**WHAT YOU NEED TO DO**
Find every line in the records that contains the word "higher" and copy each of those lines.

**ENTRIES SUPPLIED**
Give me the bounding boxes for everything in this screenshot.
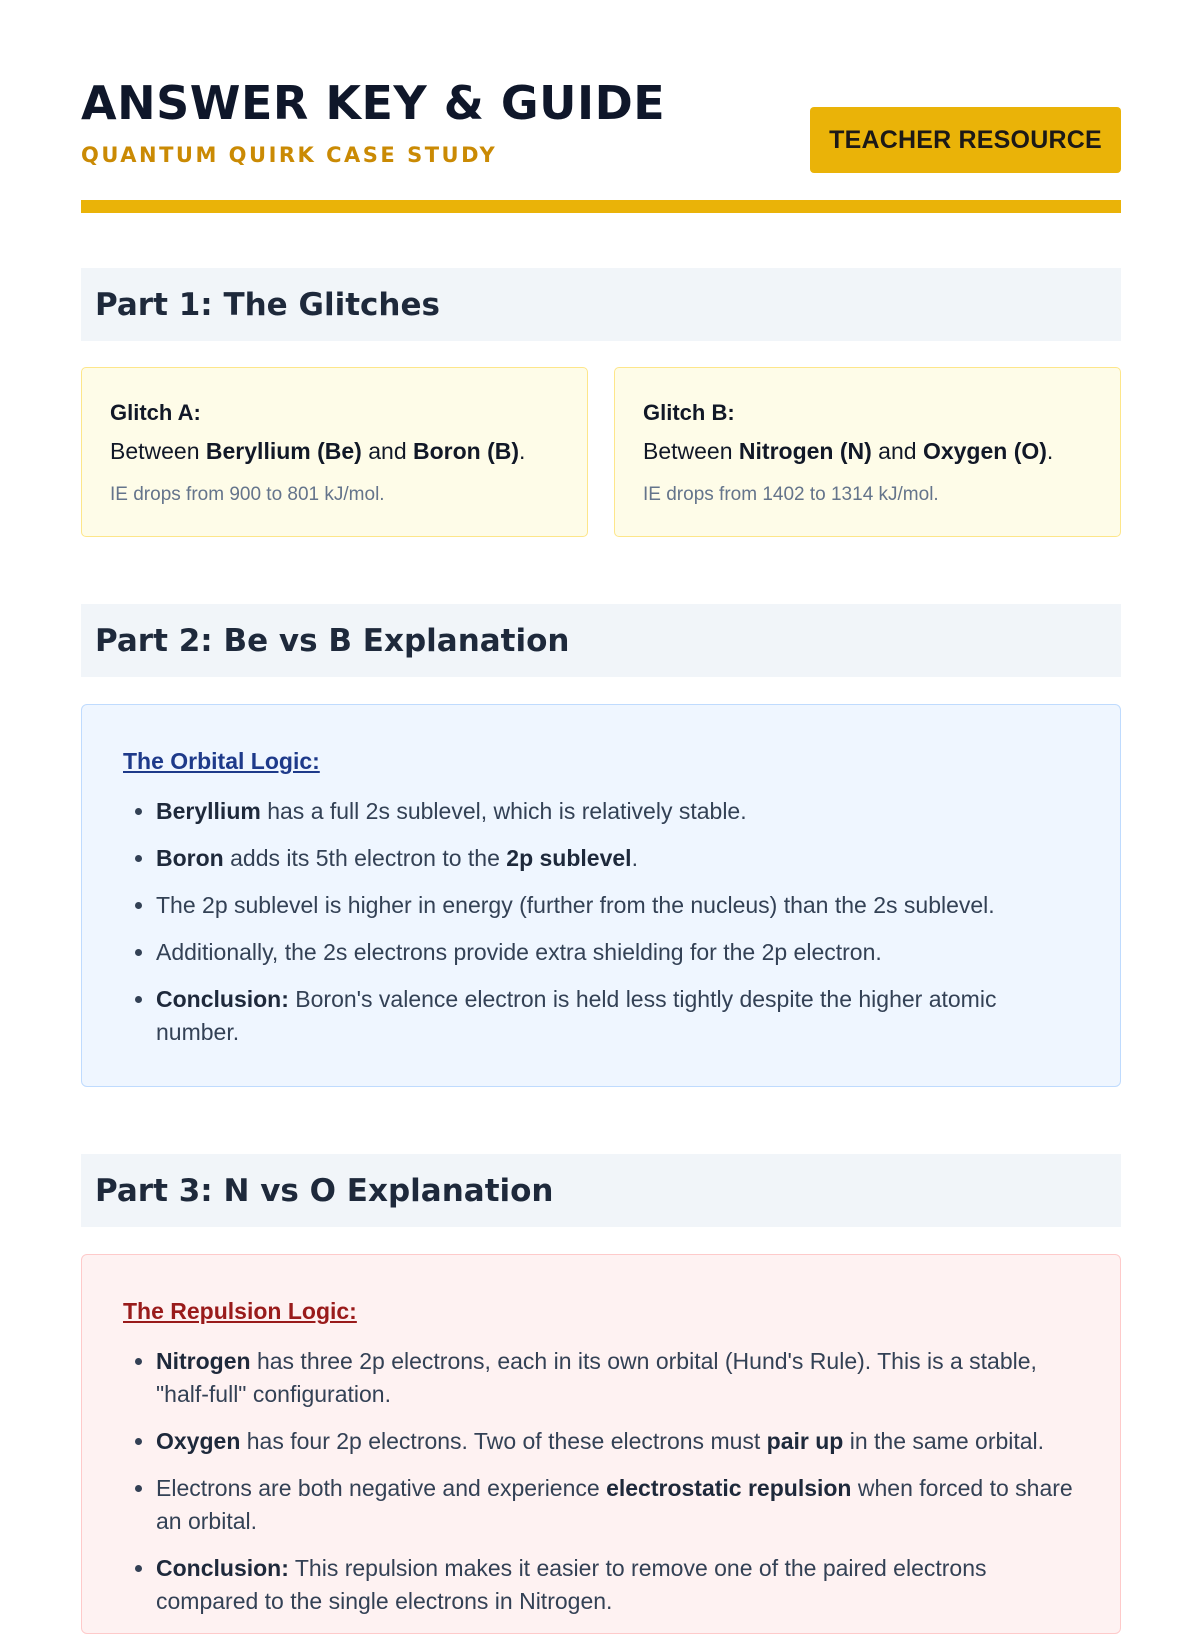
glitch-b-element2: Oxygen (O) bbox=[922, 438, 1047, 464]
part3-heading-bar bbox=[81, 1154, 1121, 1227]
glitch-b-card bbox=[614, 367, 1121, 537]
list-item bbox=[156, 1472, 1076, 1538]
list-item bbox=[156, 795, 1076, 828]
list-item bbox=[156, 983, 1076, 1049]
point-text: Boron's valence electron is held less tightly despite the higher atomic number. bbox=[156, 986, 997, 1045]
point-emphasis: 2p sublevel bbox=[506, 845, 632, 871]
glitch-a-title: Glitch A: bbox=[110, 400, 201, 425]
part1-heading-bar bbox=[81, 268, 1121, 341]
glitch-a-suffix: . bbox=[519, 438, 526, 464]
glitch-a-connector: and bbox=[361, 438, 413, 464]
glitch-b-element1: Nitrogen (N) bbox=[738, 438, 872, 464]
list-item bbox=[156, 842, 1076, 875]
page-title: ANSWER KEY & GUIDE bbox=[81, 76, 666, 130]
list-item bbox=[156, 1345, 1076, 1411]
point-text: Additionally, the 2s electrons provide extra shielding for the 2p electron. bbox=[156, 939, 882, 965]
glitch-a-description bbox=[110, 440, 559, 463]
point-lead: Conclusion: bbox=[156, 1555, 289, 1581]
list-item bbox=[156, 1425, 1076, 1458]
header-divider bbox=[81, 200, 1121, 213]
point-text: The 2p sublevel is higher in energy (further from the nucleus) than the 2s sublevel. bbox=[156, 892, 995, 918]
point-text: has three 2p electrons, each in its own orbital (Hund's Rule). This is a stable, "half-full" configuration. bbox=[156, 1348, 1037, 1407]
glitch-b-title: Glitch B: bbox=[643, 400, 735, 425]
list-item bbox=[156, 936, 1076, 969]
glitch-b-suffix: . bbox=[1046, 438, 1054, 464]
point-lead: Oxygen bbox=[156, 1428, 241, 1454]
page-subtitle: QUANTUM QUIRK CASE STUDY bbox=[81, 143, 498, 167]
glitch-a-card bbox=[81, 367, 588, 537]
orbital-logic-box bbox=[81, 704, 1121, 1087]
glitch-b-connector: and bbox=[871, 438, 923, 464]
teacher-resource-badge: TEACHER RESOURCE bbox=[810, 107, 1121, 173]
point-lead: Boron bbox=[156, 845, 224, 871]
point-text: This repulsion makes it easier to remove one of the paired electrons compared to the single electrons in Nitrogen. bbox=[156, 1555, 987, 1614]
glitch-a-note: IE drops from 900 to 801 kJ/mol. bbox=[110, 484, 385, 505]
repulsion-logic-box bbox=[81, 1254, 1121, 1634]
part3-heading: Part 3: N vs O Explanation bbox=[95, 1172, 554, 1209]
list-item bbox=[156, 889, 1076, 922]
part2-heading-bar bbox=[81, 604, 1121, 677]
point-lead: Beryllium bbox=[156, 798, 261, 824]
part1-heading: Part 1: The Glitches bbox=[95, 286, 440, 323]
glitch-a-element2: Boron (B) bbox=[413, 438, 520, 464]
point-tail: when forced to share an orbital. bbox=[156, 1475, 1073, 1534]
point-emphasis: electrostatic repulsion bbox=[606, 1475, 852, 1501]
glitch-a-element1: Beryllium (Be) bbox=[205, 438, 362, 464]
point-text: adds its 5th electron to the bbox=[223, 845, 507, 871]
glitch-b-prefix: Between bbox=[643, 438, 739, 464]
point-emphasis: pair up bbox=[766, 1428, 844, 1454]
point-tail: . bbox=[631, 845, 638, 871]
repulsion-logic-list bbox=[123, 1345, 1076, 1632]
glitch-a-prefix: Between bbox=[110, 438, 206, 464]
point-tail: in the same orbital. bbox=[843, 1428, 1045, 1454]
point-text: has a full 2s sublevel, which is relatively stable. bbox=[260, 798, 747, 824]
repulsion-logic-title: The Repulsion Logic: bbox=[123, 1298, 357, 1324]
orbital-logic-list bbox=[123, 795, 1076, 1063]
glitch-b-description bbox=[643, 440, 1092, 463]
page-header bbox=[81, 0, 1121, 200]
glitch-b-note: IE drops from 1402 to 1314 kJ/mol. bbox=[643, 484, 939, 505]
point-lead: Nitrogen bbox=[156, 1348, 251, 1374]
point-text: has four 2p electrons. Two of these electrons must bbox=[240, 1428, 767, 1454]
point-lead: Conclusion: bbox=[156, 986, 289, 1012]
part2-heading: Part 2: Be vs B Explanation bbox=[95, 622, 570, 659]
point-text: Electrons are both negative and experience bbox=[156, 1475, 607, 1501]
list-item bbox=[156, 1552, 1076, 1618]
answer-key-page bbox=[81, 0, 1121, 1614]
orbital-logic-title: The Orbital Logic: bbox=[123, 748, 320, 774]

**RESPONSE TO THE EXERCISE**
point-text: Boron's valence electron is held less tightly despite the higher atomic number. bbox=[156, 986, 997, 1045]
point-text: The 2p sublevel is higher in energy (further from the nucleus) than the 2s sublevel. bbox=[156, 892, 995, 918]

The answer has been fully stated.